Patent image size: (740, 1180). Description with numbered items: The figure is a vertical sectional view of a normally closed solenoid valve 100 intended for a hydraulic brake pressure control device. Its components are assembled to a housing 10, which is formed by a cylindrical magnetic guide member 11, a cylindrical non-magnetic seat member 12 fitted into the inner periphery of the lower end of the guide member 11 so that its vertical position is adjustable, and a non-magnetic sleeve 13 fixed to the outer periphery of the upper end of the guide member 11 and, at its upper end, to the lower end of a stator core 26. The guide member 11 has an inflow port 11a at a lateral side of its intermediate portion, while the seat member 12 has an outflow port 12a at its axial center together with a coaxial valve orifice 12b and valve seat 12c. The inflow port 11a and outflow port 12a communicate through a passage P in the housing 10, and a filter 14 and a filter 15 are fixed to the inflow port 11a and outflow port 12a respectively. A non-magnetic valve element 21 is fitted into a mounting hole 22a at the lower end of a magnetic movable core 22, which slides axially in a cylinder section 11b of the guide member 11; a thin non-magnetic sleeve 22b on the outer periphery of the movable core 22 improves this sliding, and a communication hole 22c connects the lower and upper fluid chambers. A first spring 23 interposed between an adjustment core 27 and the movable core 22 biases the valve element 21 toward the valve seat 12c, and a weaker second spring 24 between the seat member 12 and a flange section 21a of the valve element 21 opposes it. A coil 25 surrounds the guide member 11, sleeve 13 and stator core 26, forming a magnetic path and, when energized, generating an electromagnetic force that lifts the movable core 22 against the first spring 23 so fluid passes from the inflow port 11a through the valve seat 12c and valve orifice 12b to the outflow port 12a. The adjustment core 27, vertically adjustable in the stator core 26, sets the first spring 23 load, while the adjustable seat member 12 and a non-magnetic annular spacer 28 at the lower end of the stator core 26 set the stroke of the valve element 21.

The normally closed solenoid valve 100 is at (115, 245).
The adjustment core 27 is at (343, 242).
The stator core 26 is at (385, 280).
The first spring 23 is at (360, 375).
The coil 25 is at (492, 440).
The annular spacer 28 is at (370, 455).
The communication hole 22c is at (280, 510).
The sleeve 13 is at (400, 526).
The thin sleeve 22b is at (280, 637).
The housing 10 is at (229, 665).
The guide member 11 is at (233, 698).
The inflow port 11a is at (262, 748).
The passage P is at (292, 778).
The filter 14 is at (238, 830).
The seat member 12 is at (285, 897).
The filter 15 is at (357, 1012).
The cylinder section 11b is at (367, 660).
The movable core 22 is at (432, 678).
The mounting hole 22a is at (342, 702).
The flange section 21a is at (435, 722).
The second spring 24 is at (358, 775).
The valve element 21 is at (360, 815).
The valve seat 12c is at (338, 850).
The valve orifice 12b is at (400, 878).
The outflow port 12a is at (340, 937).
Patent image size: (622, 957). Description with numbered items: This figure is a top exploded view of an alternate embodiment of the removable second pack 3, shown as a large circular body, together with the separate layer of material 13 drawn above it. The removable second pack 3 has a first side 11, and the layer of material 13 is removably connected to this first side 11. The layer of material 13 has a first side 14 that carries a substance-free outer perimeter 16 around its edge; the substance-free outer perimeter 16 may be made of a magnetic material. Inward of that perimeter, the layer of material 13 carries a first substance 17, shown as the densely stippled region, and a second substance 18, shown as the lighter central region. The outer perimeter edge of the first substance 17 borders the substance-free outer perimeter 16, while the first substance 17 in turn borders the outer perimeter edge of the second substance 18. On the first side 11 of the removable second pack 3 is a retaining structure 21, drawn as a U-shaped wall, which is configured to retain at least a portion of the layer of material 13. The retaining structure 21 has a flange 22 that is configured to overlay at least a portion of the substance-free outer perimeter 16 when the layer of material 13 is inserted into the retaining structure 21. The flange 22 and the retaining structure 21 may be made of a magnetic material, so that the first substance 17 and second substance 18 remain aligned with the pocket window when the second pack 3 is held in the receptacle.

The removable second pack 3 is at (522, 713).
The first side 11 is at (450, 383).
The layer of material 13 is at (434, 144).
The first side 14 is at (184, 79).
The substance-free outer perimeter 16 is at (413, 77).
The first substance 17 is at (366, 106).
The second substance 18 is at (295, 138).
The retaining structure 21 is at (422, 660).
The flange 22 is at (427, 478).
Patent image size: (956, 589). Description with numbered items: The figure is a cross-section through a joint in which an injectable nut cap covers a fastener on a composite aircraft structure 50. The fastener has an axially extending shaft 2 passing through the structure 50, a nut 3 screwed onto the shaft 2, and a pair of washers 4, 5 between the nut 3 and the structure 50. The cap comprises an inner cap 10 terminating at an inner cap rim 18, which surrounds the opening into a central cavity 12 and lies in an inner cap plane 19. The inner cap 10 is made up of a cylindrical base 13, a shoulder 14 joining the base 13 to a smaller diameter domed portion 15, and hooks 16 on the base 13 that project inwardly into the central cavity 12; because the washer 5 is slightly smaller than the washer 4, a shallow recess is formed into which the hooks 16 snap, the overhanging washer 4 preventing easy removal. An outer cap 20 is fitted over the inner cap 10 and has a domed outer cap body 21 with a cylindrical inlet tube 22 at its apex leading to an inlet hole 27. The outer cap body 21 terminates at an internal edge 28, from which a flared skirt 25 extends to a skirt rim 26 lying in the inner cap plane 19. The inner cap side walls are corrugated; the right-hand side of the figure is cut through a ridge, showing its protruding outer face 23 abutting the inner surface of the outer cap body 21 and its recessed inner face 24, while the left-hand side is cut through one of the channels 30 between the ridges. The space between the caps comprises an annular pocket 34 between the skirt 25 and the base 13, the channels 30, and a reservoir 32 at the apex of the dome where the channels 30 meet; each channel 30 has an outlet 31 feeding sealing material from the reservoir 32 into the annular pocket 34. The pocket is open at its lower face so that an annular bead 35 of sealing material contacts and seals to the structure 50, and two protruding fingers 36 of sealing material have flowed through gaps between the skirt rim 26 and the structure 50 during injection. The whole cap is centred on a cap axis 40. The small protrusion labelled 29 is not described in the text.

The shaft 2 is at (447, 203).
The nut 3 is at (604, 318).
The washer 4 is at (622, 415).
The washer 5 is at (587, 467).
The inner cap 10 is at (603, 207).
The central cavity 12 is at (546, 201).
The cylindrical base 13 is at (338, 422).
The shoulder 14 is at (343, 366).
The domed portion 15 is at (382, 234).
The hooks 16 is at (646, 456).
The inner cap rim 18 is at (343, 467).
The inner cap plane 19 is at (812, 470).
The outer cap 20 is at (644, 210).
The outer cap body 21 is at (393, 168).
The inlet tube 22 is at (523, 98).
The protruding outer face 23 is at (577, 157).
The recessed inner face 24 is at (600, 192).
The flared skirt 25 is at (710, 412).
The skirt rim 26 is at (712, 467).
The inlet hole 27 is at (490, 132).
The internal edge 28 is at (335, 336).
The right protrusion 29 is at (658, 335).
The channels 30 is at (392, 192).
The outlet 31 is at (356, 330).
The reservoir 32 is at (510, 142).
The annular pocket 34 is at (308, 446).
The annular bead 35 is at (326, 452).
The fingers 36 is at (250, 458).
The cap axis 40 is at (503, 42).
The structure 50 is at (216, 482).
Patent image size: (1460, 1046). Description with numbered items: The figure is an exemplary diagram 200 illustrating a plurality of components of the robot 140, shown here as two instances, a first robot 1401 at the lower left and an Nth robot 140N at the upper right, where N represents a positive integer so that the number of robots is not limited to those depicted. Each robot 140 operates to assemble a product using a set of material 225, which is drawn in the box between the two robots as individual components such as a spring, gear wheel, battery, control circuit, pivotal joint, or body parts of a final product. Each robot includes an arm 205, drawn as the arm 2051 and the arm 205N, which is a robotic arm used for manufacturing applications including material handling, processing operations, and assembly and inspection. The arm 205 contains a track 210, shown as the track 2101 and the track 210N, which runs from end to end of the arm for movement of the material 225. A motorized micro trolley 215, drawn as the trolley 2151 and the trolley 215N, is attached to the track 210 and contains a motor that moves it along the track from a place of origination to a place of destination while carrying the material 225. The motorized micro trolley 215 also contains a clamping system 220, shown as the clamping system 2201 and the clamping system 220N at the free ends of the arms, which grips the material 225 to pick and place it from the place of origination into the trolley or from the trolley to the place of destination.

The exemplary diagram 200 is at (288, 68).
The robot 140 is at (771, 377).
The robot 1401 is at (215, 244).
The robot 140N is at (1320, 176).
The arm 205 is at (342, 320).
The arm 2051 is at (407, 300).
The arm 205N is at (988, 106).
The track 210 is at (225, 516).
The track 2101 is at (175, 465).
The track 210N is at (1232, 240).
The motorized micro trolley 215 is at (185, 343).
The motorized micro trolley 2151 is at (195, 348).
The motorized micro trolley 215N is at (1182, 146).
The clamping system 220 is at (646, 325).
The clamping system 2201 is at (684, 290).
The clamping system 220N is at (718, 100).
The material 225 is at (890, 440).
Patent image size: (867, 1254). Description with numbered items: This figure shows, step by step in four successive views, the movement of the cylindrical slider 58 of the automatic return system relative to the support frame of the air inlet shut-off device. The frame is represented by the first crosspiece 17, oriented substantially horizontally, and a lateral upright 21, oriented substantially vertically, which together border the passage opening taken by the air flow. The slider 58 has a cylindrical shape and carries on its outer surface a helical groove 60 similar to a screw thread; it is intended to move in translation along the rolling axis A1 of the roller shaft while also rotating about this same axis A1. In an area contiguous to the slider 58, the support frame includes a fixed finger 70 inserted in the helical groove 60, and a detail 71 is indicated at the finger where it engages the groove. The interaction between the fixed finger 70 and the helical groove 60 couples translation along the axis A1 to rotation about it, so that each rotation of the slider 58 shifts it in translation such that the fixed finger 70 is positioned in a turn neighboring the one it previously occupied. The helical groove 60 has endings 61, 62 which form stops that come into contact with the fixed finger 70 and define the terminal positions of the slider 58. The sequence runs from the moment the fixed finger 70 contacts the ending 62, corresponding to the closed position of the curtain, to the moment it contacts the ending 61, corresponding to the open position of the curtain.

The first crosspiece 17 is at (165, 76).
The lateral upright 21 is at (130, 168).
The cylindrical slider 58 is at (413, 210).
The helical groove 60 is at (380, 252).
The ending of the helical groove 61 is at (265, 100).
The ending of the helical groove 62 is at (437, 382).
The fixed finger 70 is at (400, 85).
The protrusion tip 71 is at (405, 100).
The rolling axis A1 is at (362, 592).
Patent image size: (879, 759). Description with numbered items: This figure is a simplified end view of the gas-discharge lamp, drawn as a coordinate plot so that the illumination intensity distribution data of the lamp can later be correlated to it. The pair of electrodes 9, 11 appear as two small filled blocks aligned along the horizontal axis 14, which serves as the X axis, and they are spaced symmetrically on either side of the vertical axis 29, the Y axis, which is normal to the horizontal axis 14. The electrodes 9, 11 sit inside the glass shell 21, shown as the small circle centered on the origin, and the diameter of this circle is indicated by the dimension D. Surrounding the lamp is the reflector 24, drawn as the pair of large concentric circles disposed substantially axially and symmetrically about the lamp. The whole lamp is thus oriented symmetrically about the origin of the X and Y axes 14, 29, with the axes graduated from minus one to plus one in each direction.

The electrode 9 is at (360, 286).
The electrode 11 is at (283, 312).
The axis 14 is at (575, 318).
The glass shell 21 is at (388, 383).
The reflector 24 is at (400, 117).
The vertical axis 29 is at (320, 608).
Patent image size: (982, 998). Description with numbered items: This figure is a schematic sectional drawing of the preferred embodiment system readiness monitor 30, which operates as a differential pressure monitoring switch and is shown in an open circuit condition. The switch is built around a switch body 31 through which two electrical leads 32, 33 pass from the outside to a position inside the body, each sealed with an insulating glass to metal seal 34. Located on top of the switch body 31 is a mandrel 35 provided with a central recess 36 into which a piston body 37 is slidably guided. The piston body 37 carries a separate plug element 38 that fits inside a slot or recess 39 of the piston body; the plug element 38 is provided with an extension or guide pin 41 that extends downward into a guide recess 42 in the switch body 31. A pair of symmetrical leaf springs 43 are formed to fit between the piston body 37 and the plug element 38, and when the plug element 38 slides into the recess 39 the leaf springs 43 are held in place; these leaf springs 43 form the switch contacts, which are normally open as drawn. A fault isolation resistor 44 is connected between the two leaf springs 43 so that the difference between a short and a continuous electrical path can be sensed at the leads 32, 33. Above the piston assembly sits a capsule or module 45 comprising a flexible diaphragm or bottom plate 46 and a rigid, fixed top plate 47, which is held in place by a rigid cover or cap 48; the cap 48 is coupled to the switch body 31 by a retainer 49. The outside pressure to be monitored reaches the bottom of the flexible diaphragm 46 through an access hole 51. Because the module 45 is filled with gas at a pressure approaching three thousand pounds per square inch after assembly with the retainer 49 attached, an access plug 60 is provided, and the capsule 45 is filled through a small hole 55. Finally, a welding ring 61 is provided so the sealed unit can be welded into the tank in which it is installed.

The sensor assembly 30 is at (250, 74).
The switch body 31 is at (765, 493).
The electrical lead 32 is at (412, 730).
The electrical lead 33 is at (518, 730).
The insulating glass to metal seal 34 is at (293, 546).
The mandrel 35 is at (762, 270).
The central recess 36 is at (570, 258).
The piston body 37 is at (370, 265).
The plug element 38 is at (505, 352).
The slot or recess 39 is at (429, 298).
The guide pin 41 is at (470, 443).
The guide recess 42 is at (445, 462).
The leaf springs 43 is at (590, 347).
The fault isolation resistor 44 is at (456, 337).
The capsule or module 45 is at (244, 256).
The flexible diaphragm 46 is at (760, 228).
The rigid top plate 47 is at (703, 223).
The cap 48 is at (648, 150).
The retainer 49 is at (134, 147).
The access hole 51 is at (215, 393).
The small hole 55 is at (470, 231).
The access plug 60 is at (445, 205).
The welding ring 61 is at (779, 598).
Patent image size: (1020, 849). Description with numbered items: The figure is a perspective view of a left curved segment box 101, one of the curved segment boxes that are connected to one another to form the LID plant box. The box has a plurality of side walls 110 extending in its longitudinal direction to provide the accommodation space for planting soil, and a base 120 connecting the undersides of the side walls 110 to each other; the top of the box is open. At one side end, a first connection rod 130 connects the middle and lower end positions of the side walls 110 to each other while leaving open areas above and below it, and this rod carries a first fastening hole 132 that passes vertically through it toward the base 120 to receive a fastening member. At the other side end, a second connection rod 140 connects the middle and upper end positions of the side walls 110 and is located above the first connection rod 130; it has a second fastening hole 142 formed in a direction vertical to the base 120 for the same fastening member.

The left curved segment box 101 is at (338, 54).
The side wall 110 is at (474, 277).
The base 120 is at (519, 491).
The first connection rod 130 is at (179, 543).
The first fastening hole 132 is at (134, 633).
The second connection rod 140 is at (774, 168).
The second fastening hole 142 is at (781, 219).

**SHORT PROBLEM:** Rewrite the rows in the stretch from "Patent image size: (879, 759)." through "The vertical axis 29 is at (320, 608).", changing "simplified" to "schematic" and leaving everything else unchanged.

**FINISHED TASK:**
Patent image size: (879, 759). Description with numbered items: This figure is a schematic end view of the gas-discharge lamp, drawn as a coordinate plot so that the illumination intensity distribution data of the lamp can later be correlated to it. The pair of electrodes 9, 11 appear as two small filled blocks aligned along the horizontal axis 14, which serves as the X axis, and they are spaced symmetrically on either side of the vertical axis 29, the Y axis, which is normal to the horizontal axis 14. The electrodes 9, 11 sit inside the glass shell 21, shown as the small circle centered on the origin, and the diameter of this circle is indicated by the dimension D. Surrounding the lamp is the reflector 24, drawn as the pair of large concentric circles disposed substantially axially and symmetrically about the lamp. The whole lamp is thus oriented symmetrically about the origin of the X and Y axes 14, 29, with the axes graduated from minus one to plus one in each direction.

The electrode 9 is at (360, 286).
The electrode 11 is at (283, 312).
The axis 14 is at (575, 318).
The glass shell 21 is at (388, 383).
The reflector 24 is at (400, 117).
The vertical axis 29 is at (320, 608).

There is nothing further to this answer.